◆ Direction a:
List every line in the records below that contains the string "title", matching case.

◆ Excerpted text:
◆ ◆ ◆

[#] The needle in hays' tack

Ok -- ok. The subject line is hokey. Steve Hays has been bristling about ECBs and their usefulness in Kuyperian political philosophy, and I just posted 6-pages on his blog in response to his latest salvo. Personally, I respect Steve and think the world of him -- but we don't agree on this one.

Here's the text:


Great questions. I have a free moment before my day is over here at work and I drive 6 hours to my in-laws for the weekend. Thanks to Steve for thinking about this with me, even if we cannot come to agreement about the matter.

| 1.I’m all for godly church discipline, but just
| what, exactly, do the critics of ECB have in
| mind? Say that 30% of Southern Baptists are
| divorcees. How does church discipline apply
| retroactively? Should they all be
| excommunicated?
|
| I pose this as a serious question. What
| concrete proposals do the critics of ECB
| have to offer? What tough-minded measures
| do they recommend to curb moral laxity in
| the church?

◆ ◆ ◆

◆ Record excerpts:
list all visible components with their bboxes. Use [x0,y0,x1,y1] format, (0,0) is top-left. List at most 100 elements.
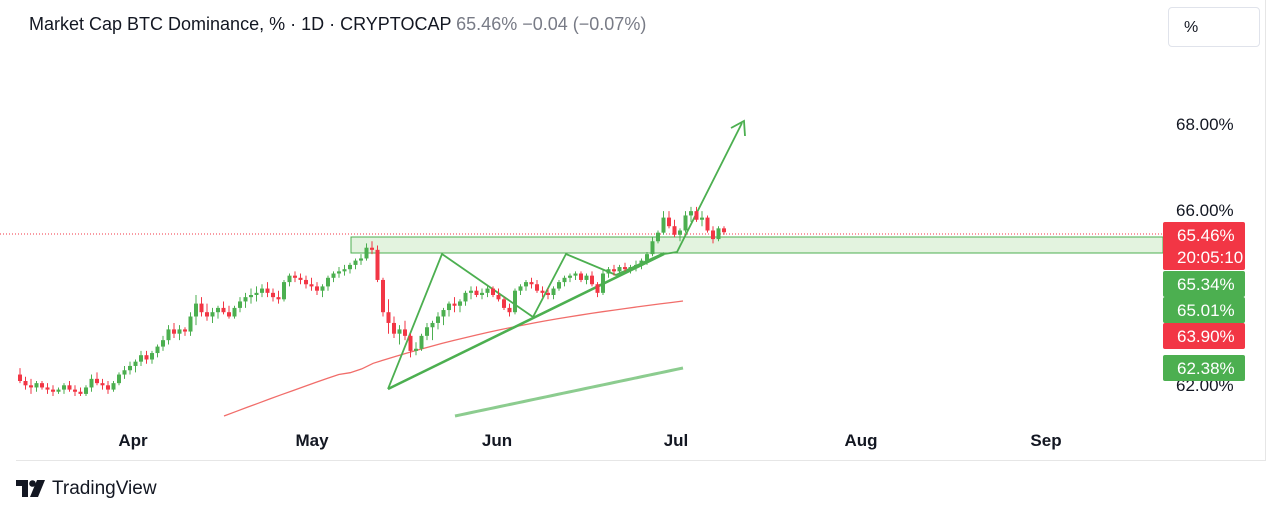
footer-brand[interactable]: TradingView [16,478,157,500]
candle-body [667,217,671,227]
candle [249,288,253,304]
candle-body [518,286,523,291]
candle-body [117,374,121,384]
candle [353,258,358,270]
candle-body [128,365,132,371]
candle-body [106,385,110,390]
candle-body [623,267,627,270]
candle [337,267,341,278]
candle [474,286,479,298]
price-badge-value: 63.90% [1177,327,1235,346]
candle-body [73,389,77,392]
indicator-layer [0,233,1163,418]
candle [150,350,154,364]
candle [155,344,160,358]
candle [100,378,105,390]
candle [617,264,622,274]
candle [661,211,666,235]
candle-body [430,322,435,328]
candle-body [254,292,259,295]
candle [529,277,534,289]
candle [359,254,363,265]
price-badge: 62.38% [1163,355,1245,381]
candle [117,372,121,386]
candle [172,322,176,338]
candle [144,350,149,364]
candle-body [403,329,407,336]
candle [672,219,677,237]
candle-body [386,312,391,323]
price-badge-bg [1163,297,1245,323]
candle [29,378,33,394]
candle [298,273,303,285]
candle-body [122,370,127,375]
candle-body [689,211,693,216]
last-value: 65.46% [456,14,518,34]
candle [606,267,611,278]
candle [161,335,165,351]
candle [227,305,231,319]
candle [348,262,352,274]
candle-body [243,297,248,302]
candle-body [293,275,297,278]
percent-scale-button[interactable]: % [1168,7,1260,47]
candle [89,374,94,392]
candle-body [51,389,55,392]
candle [18,368,22,384]
candle [463,290,468,306]
drawing-layer[interactable] [350,119,1164,391]
candle [540,286,545,298]
candle-body [617,267,622,272]
candle-body [568,275,572,278]
candle [667,211,671,229]
candle [562,275,567,287]
candle-body [326,277,330,287]
candle-body [144,355,149,360]
candle-body [348,264,352,270]
candle-body [199,303,204,313]
candle [628,264,633,274]
candle [590,271,594,287]
candle [656,230,660,244]
candle [128,361,132,375]
candle [375,245,380,283]
candle-body [535,284,539,291]
candle [524,279,528,291]
candle-body [100,383,105,386]
candle [51,385,55,397]
candle [260,284,264,298]
candle [194,295,198,326]
candle-body [458,301,462,306]
candle [381,277,385,317]
candle [40,381,44,390]
tradingview-logo-icon [16,480,45,497]
moving-average-red [223,300,684,417]
candle-body [298,277,303,280]
candle-body [205,312,209,317]
candle [568,273,572,283]
candle-body [276,297,281,300]
candle [320,284,325,298]
candle-body [639,260,644,265]
price-badge-bg [1163,222,1245,270]
candle-body [183,329,187,332]
candle-body [84,387,88,394]
candle [408,333,413,358]
candle-body [485,288,490,293]
candle [716,226,721,242]
candle [287,273,292,287]
candle-body [425,327,429,336]
candle-body [78,391,83,394]
candle [293,271,297,283]
candle-body [315,286,319,291]
zigzag-pattern [387,252,665,390]
candle-body [282,282,286,300]
candle-body [139,355,143,362]
candle-body [95,378,99,384]
candle-body [711,230,715,240]
candle-body [601,273,605,293]
candle [623,262,627,272]
symbol-title[interactable]: Market Cap BTC Dominance, % · 1D · CRYPT… [29,14,452,34]
x-tick-label: Aug [844,431,877,450]
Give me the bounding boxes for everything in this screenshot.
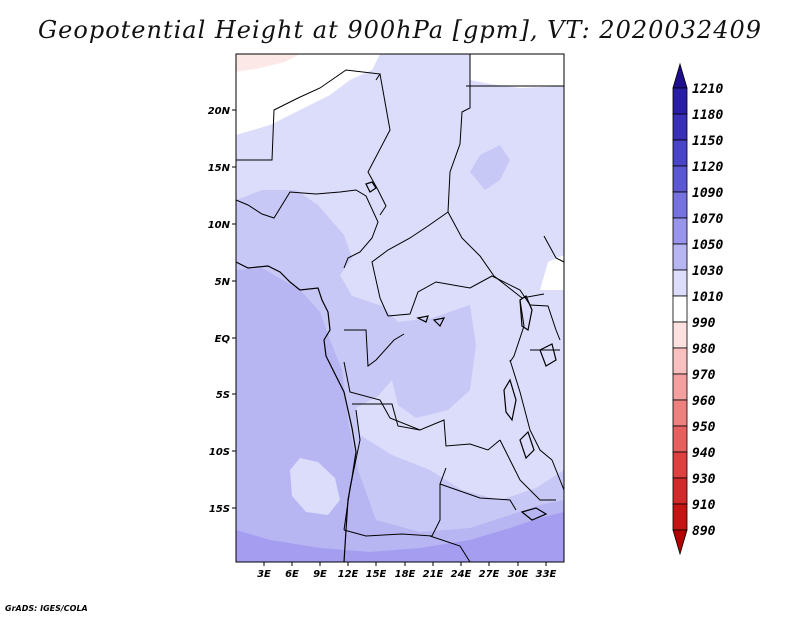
lon-tick-9E: 9E [313,569,327,580]
colorbar-cell [672,269,688,297]
map-frame [235,53,565,563]
colorbar-cell [672,451,688,479]
lon-tick-3E: 3E [257,569,271,580]
shade-lavender-sudan [470,145,510,190]
cbar-label-890: 890 [692,524,716,539]
lon-tick-27E: 27E [479,569,500,580]
cbar-label-970: 970 [692,368,716,383]
lat-tick-5N: 5N [215,277,231,288]
colorbar-cell [672,425,688,453]
cbar-label-1070: 1070 [692,212,723,227]
cbar-label-1050: 1050 [692,238,723,253]
cbar-label-990: 990 [692,316,716,331]
lon-tick-33E: 33E [536,569,557,580]
cbar-label-1030: 1030 [692,264,723,279]
lakes [365,181,557,521]
colorbar-cell [672,139,688,167]
shade-white-northeast [470,54,564,88]
cbar-label-940: 940 [692,446,716,461]
country-borders [235,54,565,563]
colorbar-cell [672,321,688,349]
cbar-label-980: 980 [692,342,716,357]
grads-credit: GrADS: IGES/COLA [5,604,88,613]
cbar-label-1120: 1120 [692,160,723,175]
colorbar-cell [672,217,688,245]
cbar-label-1010: 1010 [692,290,723,305]
shade-deep-south [236,512,564,562]
cbar-label-1210: 1210 [692,82,723,97]
colorbar: 1210 1180 1150 1120 1090 1070 1050 1030 … [672,62,723,556]
lon-tick-24E: 24E [451,569,472,580]
map-panel: 20N 15N 10N 5N EQ 5S 10S 15S 3E 6E 9E [208,53,565,580]
colorbar-cell [672,165,688,193]
colorbar-cell [672,347,688,375]
lon-tick-21E: 21E [423,569,444,580]
lon-tick-30E: 30E [508,569,529,580]
colorbar-cells [672,62,688,556]
colorbar-cell [672,477,688,505]
colorbar-cap-top [672,62,688,89]
colorbar-cell [672,373,688,401]
lat-tick-10S: 10S [209,447,230,458]
lon-axis: 3E 6E 9E 12E 15E 18E 21E 24E 27E 30E 33E [257,562,557,580]
colorbar-cap-bottom [672,529,688,556]
lon-tick-12E: 12E [338,569,359,580]
colorbar-cell [672,399,688,427]
colorbar-cell [672,295,688,323]
shade-light-blob-south [290,458,340,515]
coastline [235,261,357,563]
colorbar-cell [672,191,688,219]
shade-pink-corner [236,54,300,72]
colorbar-cell [672,87,688,115]
shade-white-east [540,255,564,290]
cbar-label-960: 960 [692,394,716,409]
lat-tick-20N: 20N [208,106,231,117]
lat-tick-5S: 5S [216,390,230,401]
cbar-label-910: 910 [692,498,716,513]
lon-tick-18E: 18E [395,569,416,580]
cbar-label-1180: 1180 [692,108,723,123]
colorbar-cell [672,113,688,141]
shade-lavender-congo [400,325,470,400]
colorbar-cell [672,503,688,531]
cbar-label-950: 950 [692,420,716,435]
lat-tick-10N: 10N [208,220,231,231]
chart-title: Geopotential Height at 900hPa [gpm], VT:… [38,16,762,44]
lat-axis: 20N 15N 10N 5N EQ 5S 10S 15S [208,106,236,515]
colorbar-labels: 1210 1180 1150 1120 1090 1070 1050 1030 … [692,82,723,539]
lon-tick-6E: 6E [285,569,299,580]
lon-tick-15E: 15E [366,569,387,580]
lat-tick-EQ: EQ [215,334,231,345]
shade-white-north [236,54,380,135]
cbar-label-930: 930 [692,472,716,487]
cbar-label-1150: 1150 [692,134,723,149]
cbar-label-1090: 1090 [692,186,723,201]
colorbar-cell [672,243,688,271]
lat-tick-15S: 15S [209,504,230,515]
lat-tick-15N: 15N [208,163,231,174]
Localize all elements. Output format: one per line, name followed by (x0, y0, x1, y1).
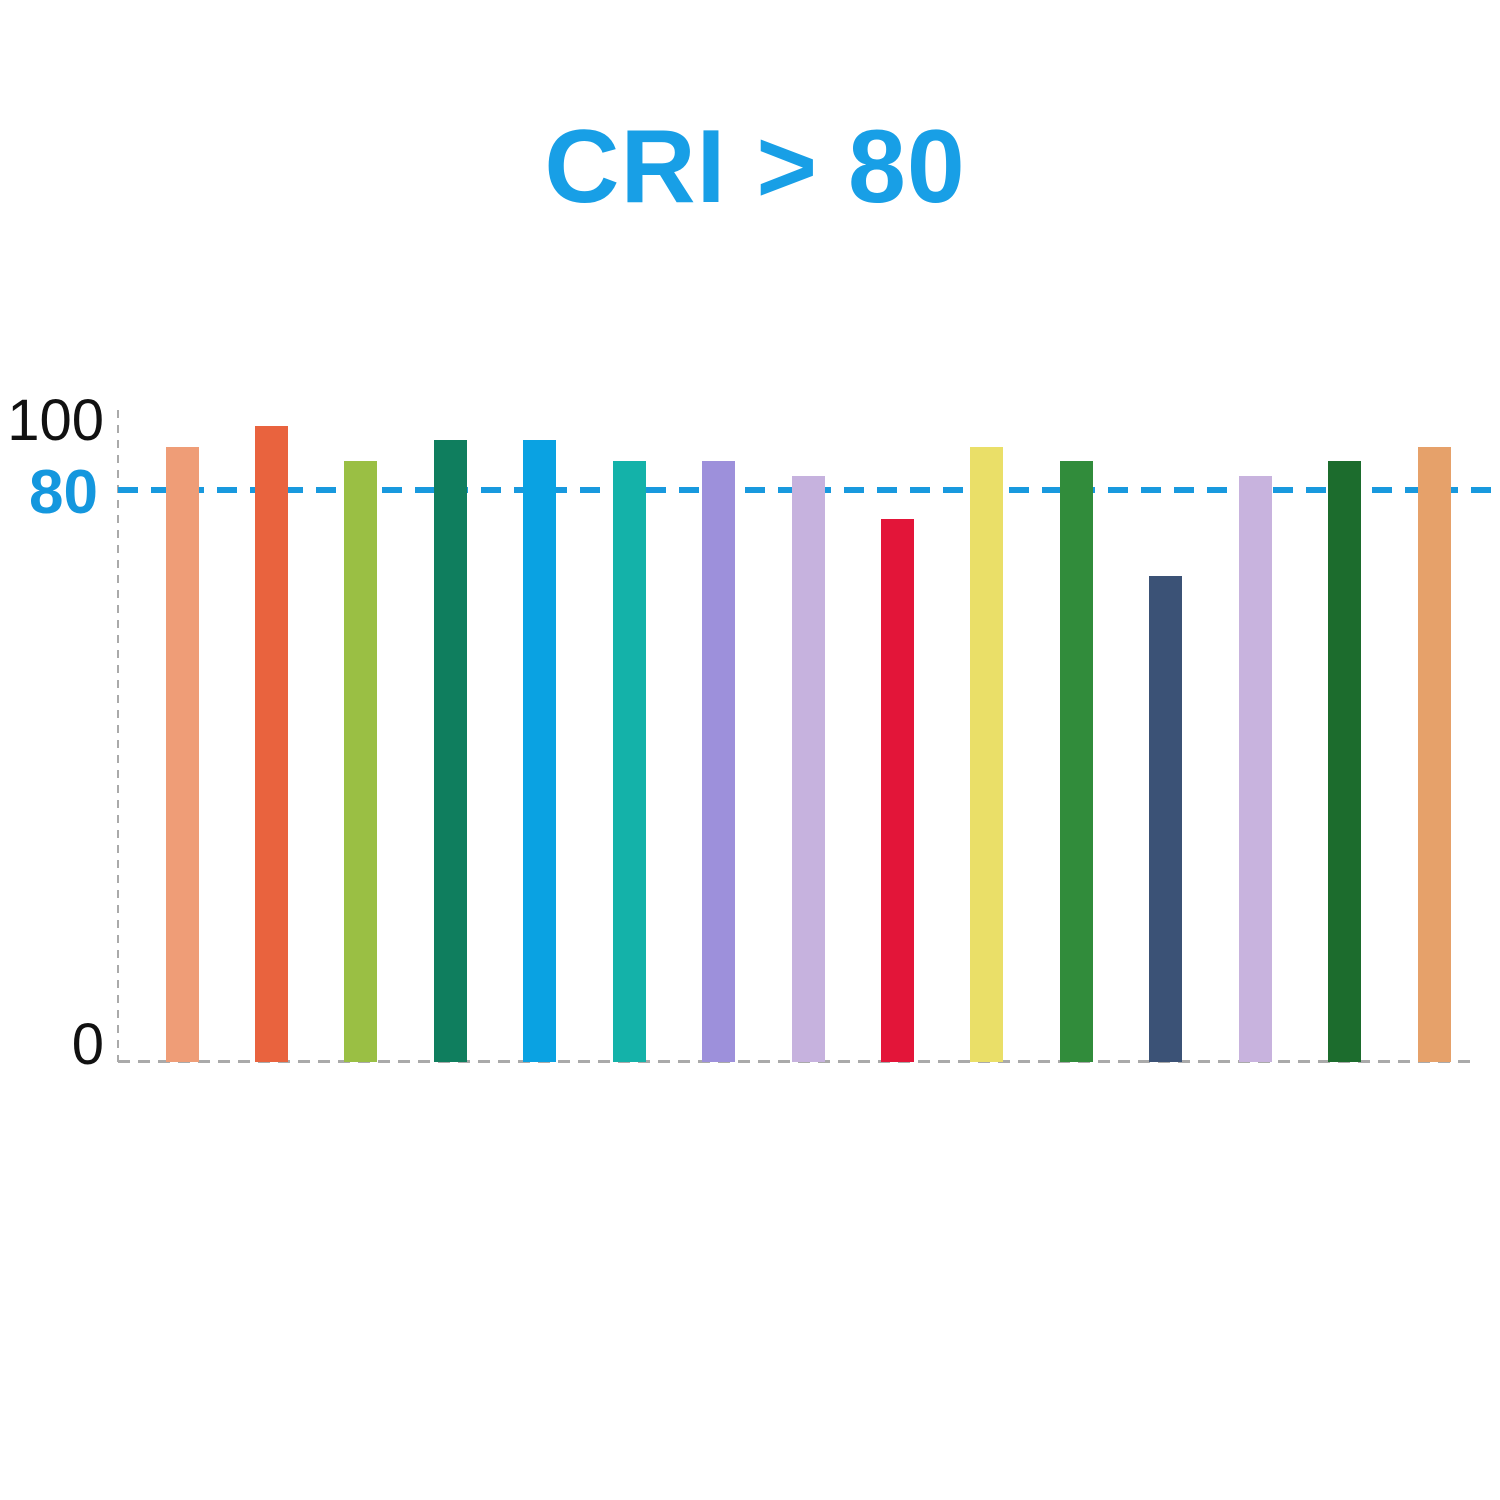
bar-6-teal (612, 461, 646, 1062)
y-tick-label-0: 0 (71, 1012, 104, 1077)
bar-5-azure (523, 439, 557, 1062)
bar-13-light-lavender (1238, 475, 1272, 1062)
bar-1-salmon (165, 447, 199, 1062)
chart-title: CRI > 80 (544, 109, 966, 225)
bar-8-light-lavender (791, 475, 825, 1062)
bar-7-purple (702, 461, 736, 1062)
y-tick-label-80: 80 (29, 458, 98, 527)
bar-11-green (1059, 461, 1093, 1062)
y-axis-dashed-line (117, 410, 119, 1062)
bar-12-navy-slate (1149, 575, 1183, 1062)
bar-9-crimson (880, 518, 914, 1062)
bar-3-yellow-green (344, 461, 378, 1062)
bar-4-sea-green (433, 439, 467, 1062)
bar-15-tan-orange (1417, 447, 1451, 1062)
bar-14-dark-green (1328, 461, 1362, 1062)
bar-2-orange-red (254, 425, 288, 1062)
bar-10-yellow (970, 447, 1004, 1062)
y-tick-label-100: 100 (7, 388, 104, 453)
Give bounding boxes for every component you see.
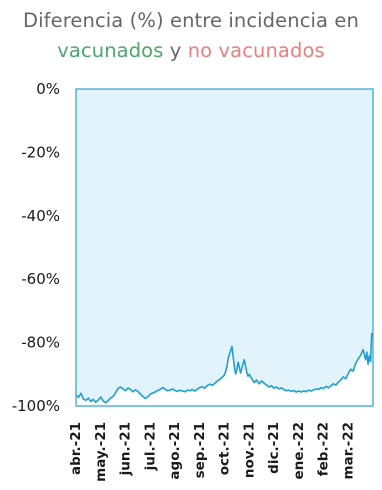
y-tick-label: 0% (36, 80, 60, 98)
x-tick-label: ene.-22 (291, 422, 307, 479)
series-area (76, 333, 372, 406)
plot-border (75, 88, 374, 407)
y-tick-label: -80% (21, 334, 60, 352)
title-unvaccinated: no vacunados (187, 39, 325, 62)
x-tick-label: nov.-21 (241, 422, 257, 478)
series-line (75, 333, 373, 404)
chart-title: Diferencia (%) entre incidencia en vacun… (0, 6, 382, 66)
y-tick-label: -40% (21, 207, 60, 225)
x-tick-label: oct.-21 (217, 422, 233, 475)
title-vaccinated: vacunados (57, 39, 164, 62)
title-line-1: Diferencia (%) entre incidencia en (23, 9, 359, 32)
y-tick-label: -100% (12, 397, 60, 415)
x-tick-label: jul.-21 (142, 422, 158, 471)
x-tick-label: jun.-21 (118, 422, 134, 476)
y-tick-label: -20% (21, 143, 60, 161)
title-line-2: vacunados y no vacunados (0, 36, 382, 66)
x-axis: abr.-21 may.-21 jun.-21 jul.-21 ago.-21 sep.-… (68, 422, 356, 482)
x-tick-label: abr.-21 (68, 422, 84, 475)
title-connector: y (163, 39, 188, 62)
x-tick-label: sep.-21 (192, 422, 208, 478)
plot-area (75, 88, 374, 407)
x-tick-label: mar.-22 (340, 422, 356, 479)
y-tick-label: -60% (21, 270, 60, 288)
x-tick-label: ago.-21 (167, 422, 183, 480)
y-axis: 0% -20% -40% -60% -80% -100% (12, 80, 60, 415)
x-tick-label: dic.-21 (266, 422, 282, 474)
x-tick-label: may.-21 (93, 422, 109, 482)
plot-background (76, 89, 373, 406)
x-tick-label: feb.-22 (316, 422, 332, 476)
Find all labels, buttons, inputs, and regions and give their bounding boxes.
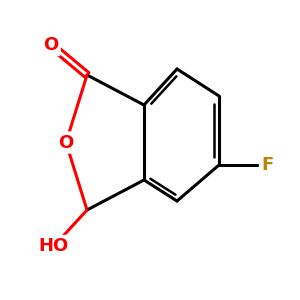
Text: O: O bbox=[44, 36, 59, 54]
Text: HO: HO bbox=[39, 237, 69, 255]
Text: F: F bbox=[261, 156, 273, 174]
Text: O: O bbox=[58, 134, 74, 152]
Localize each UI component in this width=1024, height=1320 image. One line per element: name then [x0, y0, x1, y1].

◆ ◆ ◆

◆ Direction b:
Reproduce the blog post on church discipline above in full, word for word.

◆ Correct output a:
symbol-title[interactable]: Market Cap BTC Dominance, % · 1D · CRYPT… [29,14,452,34]
chart-title: Geopotential Height at 900hPa [gpm], VT:… [38,16,762,44]
chart-title: CRI > 80 (544, 109, 966, 225)
title-unvaccinated: no vacunados (187, 39, 325, 62)
chart-title: Diferencia (%) entre incidencia en vacun… (0, 6, 382, 66)
title-vaccinated: vacunados (57, 39, 164, 62)
title-line-1: Diferencia (%) entre incidencia en (23, 9, 359, 32)
title-line-2: vacunados y no vacunados (0, 36, 382, 66)
title-connector: y (163, 39, 188, 62)

◆ Correct output b:
[#] The needle in hays' tack

Ok -- ok. The subject line is hokey. Steve Hays has been bristling about ECBs and their usefulness in Kuyperian political philosophy, and I just posted 6-pages on his blog in response to his latest salvo. Personally, I respect Steve and think the world of him -- but we don't agree on this one.

Here's the text:


Great questions. I have a free moment before my day is over here at work and I drive 6 hours to my in-laws for the weekend. Thanks to Steve for thinking about this with me, even if we cannot come to agreement about the matter.

| 1.I’m all for godly church discipline, but just
| what, exactly, do the critics of ECB have in
| mind? Say that 30% of Southern Baptists are
| divorcees. How does church discipline apply
| retroactively? Should they all be
| excommunicated?
|
| I pose this as a serious question. What
| concrete proposals do the critics of ECB
| have to offer? What tough-minded measures
| do they recommend to curb moral laxity in
| the church?